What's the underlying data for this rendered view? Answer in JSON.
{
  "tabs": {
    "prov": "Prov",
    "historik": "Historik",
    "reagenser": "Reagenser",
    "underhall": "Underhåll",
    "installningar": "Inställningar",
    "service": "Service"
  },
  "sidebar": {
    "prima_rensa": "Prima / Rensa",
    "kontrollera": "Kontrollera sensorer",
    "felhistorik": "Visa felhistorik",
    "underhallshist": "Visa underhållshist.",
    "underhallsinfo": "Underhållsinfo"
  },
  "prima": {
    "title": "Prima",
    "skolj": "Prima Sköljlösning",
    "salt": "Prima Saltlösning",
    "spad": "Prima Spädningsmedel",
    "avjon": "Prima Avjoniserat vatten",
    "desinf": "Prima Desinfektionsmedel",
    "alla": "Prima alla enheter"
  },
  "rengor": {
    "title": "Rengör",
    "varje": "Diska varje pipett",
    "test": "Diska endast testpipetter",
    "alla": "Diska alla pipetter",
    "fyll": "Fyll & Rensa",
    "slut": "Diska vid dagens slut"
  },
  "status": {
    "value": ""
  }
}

= = =

Every record above needs to be repeated word for word.

Written answer:
What's the underlying data for this rendered view? Answer in JSON.
{
  "tabs": {
    "prov": "Prov",
    "historik": "Historik",
    "reagenser": "Reagenser",
    "underhall": "Underhåll",
    "installningar": "Inställningar",
    "service": "Service"
  },
  "sidebar": {
    "prima_rensa": "Prima / Rensa",
    "kontrollera": "Kontrollera sensorer",
    "felhistorik": "Visa felhistorik",
    "underhallshist": "Visa underhållshist.",
    "underhallsinfo": "Underhållsinfo"
  },
  "prima": {
    "title": "Prima",
    "skolj": "Prima Sköljlösning",
    "salt": "Prima Saltlösning",
    "spad": "Prima Spädningsmedel",
    "avjon": "Prima Avjoniserat vatten",
    "desinf": "Prima Desinfektionsmedel",
    "alla": "Prima alla enheter"
  },
  "rengor": {
    "title": "Rengör",
    "varje": "Diska varje pipett",
    "test": "Diska endast testpipetter",
    "alla": "Diska alla pipetter",
    "fyll": "Fyll & Rensa",
    "slut": "Diska vid dagens slut"
  },
  "status": {
    "value": ""
  }
}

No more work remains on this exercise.